### GIVEN REQUEST
Give the material once more, word for word, without any images.

### DATA LINES

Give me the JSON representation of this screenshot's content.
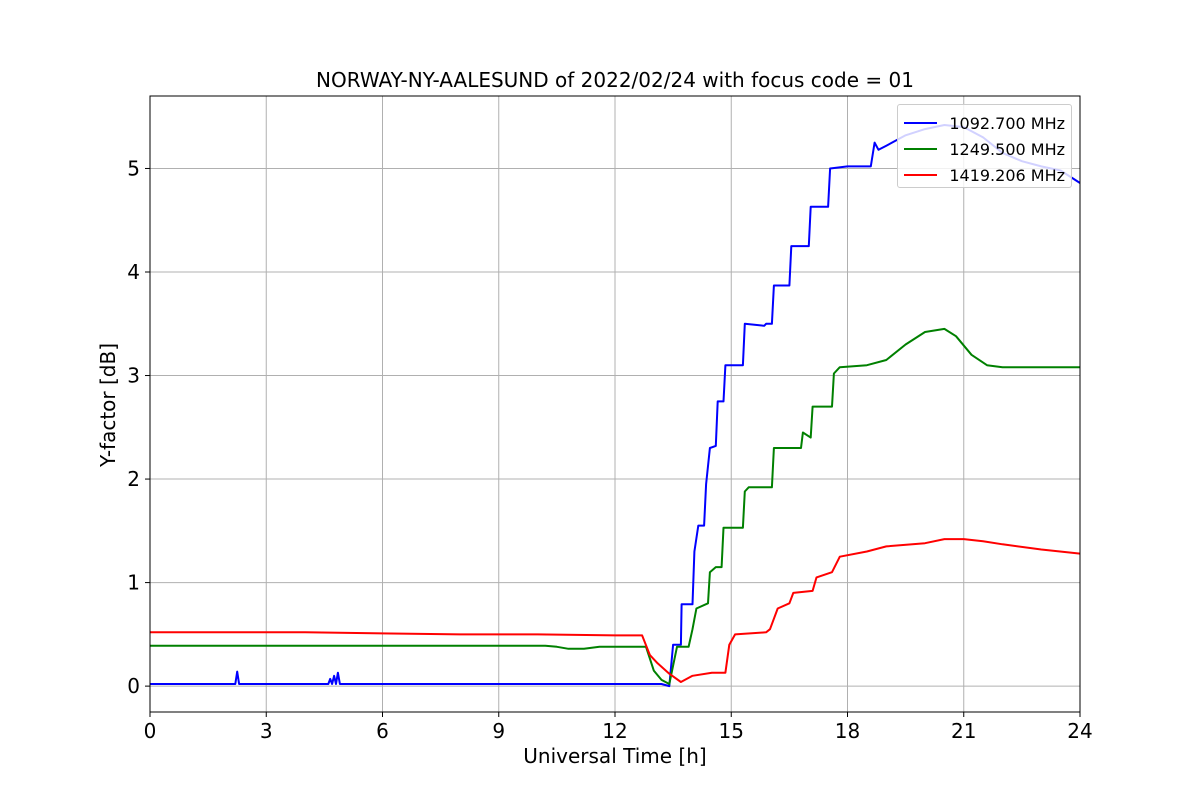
{
  "chart_data": {
    "type": "line",
    "title": "NORWAY-NY-AALESUND of 2022/02/24 with focus code = 01",
    "xlabel": "Universal Time [h]",
    "ylabel": "Y-factor [dB]",
    "xlim": [
      0,
      24
    ],
    "ylim": [
      -0.25,
      5.7
    ],
    "xticks": [
      0,
      3,
      6,
      9,
      12,
      15,
      18,
      21,
      24
    ],
    "yticks": [
      0,
      1,
      2,
      3,
      4,
      5
    ],
    "grid": true,
    "legend_position": "top-right",
    "series": [
      {
        "name": "1092.700 MHz",
        "color": "#0000ff",
        "points": [
          [
            0,
            0.02
          ],
          [
            2.2,
            0.02
          ],
          [
            2.25,
            0.14
          ],
          [
            2.3,
            0.02
          ],
          [
            4.6,
            0.02
          ],
          [
            4.65,
            0.07
          ],
          [
            4.7,
            0.02
          ],
          [
            4.75,
            0.1
          ],
          [
            4.8,
            0.02
          ],
          [
            4.85,
            0.13
          ],
          [
            4.9,
            0.02
          ],
          [
            13.0,
            0.02
          ],
          [
            13.2,
            0.02
          ],
          [
            13.4,
            0.0
          ],
          [
            13.5,
            0.4
          ],
          [
            13.7,
            0.4
          ],
          [
            13.72,
            0.79
          ],
          [
            14.0,
            0.79
          ],
          [
            14.05,
            1.3
          ],
          [
            14.15,
            1.55
          ],
          [
            14.3,
            1.55
          ],
          [
            14.35,
            1.95
          ],
          [
            14.45,
            2.3
          ],
          [
            14.6,
            2.32
          ],
          [
            14.65,
            2.75
          ],
          [
            14.8,
            2.75
          ],
          [
            14.85,
            3.1
          ],
          [
            15.3,
            3.1
          ],
          [
            15.35,
            3.5
          ],
          [
            15.85,
            3.48
          ],
          [
            15.9,
            3.5
          ],
          [
            16.05,
            3.5
          ],
          [
            16.1,
            3.87
          ],
          [
            16.5,
            3.87
          ],
          [
            16.55,
            4.25
          ],
          [
            17.0,
            4.25
          ],
          [
            17.05,
            4.63
          ],
          [
            17.5,
            4.63
          ],
          [
            17.55,
            5.0
          ],
          [
            18.0,
            5.02
          ],
          [
            18.6,
            5.02
          ],
          [
            18.7,
            5.25
          ],
          [
            18.8,
            5.18
          ],
          [
            19.0,
            5.22
          ],
          [
            19.5,
            5.32
          ],
          [
            20.0,
            5.38
          ],
          [
            20.5,
            5.42
          ],
          [
            21.0,
            5.4
          ],
          [
            21.5,
            5.3
          ],
          [
            22.0,
            5.15
          ],
          [
            22.5,
            5.07
          ],
          [
            23.0,
            5.02
          ],
          [
            23.5,
            4.98
          ],
          [
            24.0,
            4.86
          ]
        ]
      },
      {
        "name": "1249.500 MHz",
        "color": "#008000",
        "points": [
          [
            0,
            0.39
          ],
          [
            10.2,
            0.39
          ],
          [
            10.5,
            0.38
          ],
          [
            10.8,
            0.36
          ],
          [
            11.2,
            0.36
          ],
          [
            11.6,
            0.38
          ],
          [
            12.0,
            0.38
          ],
          [
            12.8,
            0.38
          ],
          [
            13.0,
            0.15
          ],
          [
            13.2,
            0.06
          ],
          [
            13.4,
            0.02
          ],
          [
            13.6,
            0.38
          ],
          [
            13.9,
            0.38
          ],
          [
            14.0,
            0.55
          ],
          [
            14.1,
            0.75
          ],
          [
            14.4,
            0.8
          ],
          [
            14.45,
            1.1
          ],
          [
            14.6,
            1.15
          ],
          [
            14.75,
            1.15
          ],
          [
            14.8,
            1.53
          ],
          [
            15.3,
            1.53
          ],
          [
            15.35,
            1.88
          ],
          [
            15.45,
            1.92
          ],
          [
            16.05,
            1.92
          ],
          [
            16.1,
            2.3
          ],
          [
            16.8,
            2.3
          ],
          [
            16.85,
            2.45
          ],
          [
            17.05,
            2.4
          ],
          [
            17.1,
            2.7
          ],
          [
            17.6,
            2.7
          ],
          [
            17.65,
            3.02
          ],
          [
            17.8,
            3.08
          ],
          [
            18.5,
            3.1
          ],
          [
            19.0,
            3.15
          ],
          [
            19.5,
            3.3
          ],
          [
            20.0,
            3.42
          ],
          [
            20.5,
            3.45
          ],
          [
            20.8,
            3.38
          ],
          [
            21.2,
            3.2
          ],
          [
            21.6,
            3.1
          ],
          [
            22.0,
            3.08
          ],
          [
            24.0,
            3.08
          ]
        ]
      },
      {
        "name": "1419.206 MHz",
        "color": "#ff0000",
        "points": [
          [
            0,
            0.52
          ],
          [
            4.0,
            0.52
          ],
          [
            8.0,
            0.5
          ],
          [
            10.0,
            0.5
          ],
          [
            12.0,
            0.49
          ],
          [
            12.7,
            0.49
          ],
          [
            12.9,
            0.3
          ],
          [
            13.1,
            0.22
          ],
          [
            13.4,
            0.12
          ],
          [
            13.7,
            0.04
          ],
          [
            14.0,
            0.1
          ],
          [
            14.5,
            0.13
          ],
          [
            14.85,
            0.13
          ],
          [
            14.95,
            0.4
          ],
          [
            15.1,
            0.5
          ],
          [
            15.9,
            0.52
          ],
          [
            16.0,
            0.55
          ],
          [
            16.2,
            0.75
          ],
          [
            16.5,
            0.8
          ],
          [
            16.6,
            0.9
          ],
          [
            17.1,
            0.92
          ],
          [
            17.2,
            1.05
          ],
          [
            17.6,
            1.1
          ],
          [
            17.8,
            1.25
          ],
          [
            18.5,
            1.3
          ],
          [
            19.0,
            1.35
          ],
          [
            20.0,
            1.38
          ],
          [
            20.5,
            1.42
          ],
          [
            21.0,
            1.42
          ],
          [
            21.5,
            1.4
          ],
          [
            22.0,
            1.37
          ],
          [
            23.0,
            1.32
          ],
          [
            24.0,
            1.28
          ]
        ]
      }
    ]
  }
}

### THE ANSWER
Give me the JSON representation of this screenshot's content.
{
  "chart_data": {
    "type": "line",
    "title": "NORWAY-NY-AALESUND of 2022/02/24 with focus code = 01",
    "xlabel": "Universal Time [h]",
    "ylabel": "Y-factor [dB]",
    "xlim": [
      0,
      24
    ],
    "ylim": [
      -0.25,
      5.7
    ],
    "xticks": [
      0,
      3,
      6,
      9,
      12,
      15,
      18,
      21,
      24
    ],
    "yticks": [
      0,
      1,
      2,
      3,
      4,
      5
    ],
    "grid": true,
    "legend_position": "top-right",
    "series": [
      {
        "name": "1092.700 MHz",
        "color": "#0000ff",
        "points": [
          [
            0,
            0.02
          ],
          [
            2.2,
            0.02
          ],
          [
            2.25,
            0.14
          ],
          [
            2.3,
            0.02
          ],
          [
            4.6,
            0.02
          ],
          [
            4.65,
            0.07
          ],
          [
            4.7,
            0.02
          ],
          [
            4.75,
            0.1
          ],
          [
            4.8,
            0.02
          ],
          [
            4.85,
            0.13
          ],
          [
            4.9,
            0.02
          ],
          [
            13.0,
            0.02
          ],
          [
            13.2,
            0.02
          ],
          [
            13.4,
            0.0
          ],
          [
            13.5,
            0.4
          ],
          [
            13.7,
            0.4
          ],
          [
            13.72,
            0.79
          ],
          [
            14.0,
            0.79
          ],
          [
            14.05,
            1.3
          ],
          [
            14.15,
            1.55
          ],
          [
            14.3,
            1.55
          ],
          [
            14.35,
            1.95
          ],
          [
            14.45,
            2.3
          ],
          [
            14.6,
            2.32
          ],
          [
            14.65,
            2.75
          ],
          [
            14.8,
            2.75
          ],
          [
            14.85,
            3.1
          ],
          [
            15.3,
            3.1
          ],
          [
            15.35,
            3.5
          ],
          [
            15.85,
            3.48
          ],
          [
            15.9,
            3.5
          ],
          [
            16.05,
            3.5
          ],
          [
            16.1,
            3.87
          ],
          [
            16.5,
            3.87
          ],
          [
            16.55,
            4.25
          ],
          [
            17.0,
            4.25
          ],
          [
            17.05,
            4.63
          ],
          [
            17.5,
            4.63
          ],
          [
            17.55,
            5.0
          ],
          [
            18.0,
            5.02
          ],
          [
            18.6,
            5.02
          ],
          [
            18.7,
            5.25
          ],
          [
            18.8,
            5.18
          ],
          [
            19.0,
            5.22
          ],
          [
            19.5,
            5.32
          ],
          [
            20.0,
            5.38
          ],
          [
            20.5,
            5.42
          ],
          [
            21.0,
            5.4
          ],
          [
            21.5,
            5.3
          ],
          [
            22.0,
            5.15
          ],
          [
            22.5,
            5.07
          ],
          [
            23.0,
            5.02
          ],
          [
            23.5,
            4.98
          ],
          [
            24.0,
            4.86
          ]
        ]
      },
      {
        "name": "1249.500 MHz",
        "color": "#008000",
        "points": [
          [
            0,
            0.39
          ],
          [
            10.2,
            0.39
          ],
          [
            10.5,
            0.38
          ],
          [
            10.8,
            0.36
          ],
          [
            11.2,
            0.36
          ],
          [
            11.6,
            0.38
          ],
          [
            12.0,
            0.38
          ],
          [
            12.8,
            0.38
          ],
          [
            13.0,
            0.15
          ],
          [
            13.2,
            0.06
          ],
          [
            13.4,
            0.02
          ],
          [
            13.6,
            0.38
          ],
          [
            13.9,
            0.38
          ],
          [
            14.0,
            0.55
          ],
          [
            14.1,
            0.75
          ],
          [
            14.4,
            0.8
          ],
          [
            14.45,
            1.1
          ],
          [
            14.6,
            1.15
          ],
          [
            14.75,
            1.15
          ],
          [
            14.8,
            1.53
          ],
          [
            15.3,
            1.53
          ],
          [
            15.35,
            1.88
          ],
          [
            15.45,
            1.92
          ],
          [
            16.05,
            1.92
          ],
          [
            16.1,
            2.3
          ],
          [
            16.8,
            2.3
          ],
          [
            16.85,
            2.45
          ],
          [
            17.05,
            2.4
          ],
          [
            17.1,
            2.7
          ],
          [
            17.6,
            2.7
          ],
          [
            17.65,
            3.02
          ],
          [
            17.8,
            3.08
          ],
          [
            18.5,
            3.1
          ],
          [
            19.0,
            3.15
          ],
          [
            19.5,
            3.3
          ],
          [
            20.0,
            3.42
          ],
          [
            20.5,
            3.45
          ],
          [
            20.8,
            3.38
          ],
          [
            21.2,
            3.2
          ],
          [
            21.6,
            3.1
          ],
          [
            22.0,
            3.08
          ],
          [
            24.0,
            3.08
          ]
        ]
      },
      {
        "name": "1419.206 MHz",
        "color": "#ff0000",
        "points": [
          [
            0,
            0.52
          ],
          [
            4.0,
            0.52
          ],
          [
            8.0,
            0.5
          ],
          [
            10.0,
            0.5
          ],
          [
            12.0,
            0.49
          ],
          [
            12.7,
            0.49
          ],
          [
            12.9,
            0.3
          ],
          [
            13.1,
            0.22
          ],
          [
            13.4,
            0.12
          ],
          [
            13.7,
            0.04
          ],
          [
            14.0,
            0.1
          ],
          [
            14.5,
            0.13
          ],
          [
            14.85,
            0.13
          ],
          [
            14.95,
            0.4
          ],
          [
            15.1,
            0.5
          ],
          [
            15.9,
            0.52
          ],
          [
            16.0,
            0.55
          ],
          [
            16.2,
            0.75
          ],
          [
            16.5,
            0.8
          ],
          [
            16.6,
            0.9
          ],
          [
            17.1,
            0.92
          ],
          [
            17.2,
            1.05
          ],
          [
            17.6,
            1.1
          ],
          [
            17.8,
            1.25
          ],
          [
            18.5,
            1.3
          ],
          [
            19.0,
            1.35
          ],
          [
            20.0,
            1.38
          ],
          [
            20.5,
            1.42
          ],
          [
            21.0,
            1.42
          ],
          [
            21.5,
            1.4
          ],
          [
            22.0,
            1.37
          ],
          [
            23.0,
            1.32
          ],
          [
            24.0,
            1.28
          ]
        ]
      }
    ]
  }
}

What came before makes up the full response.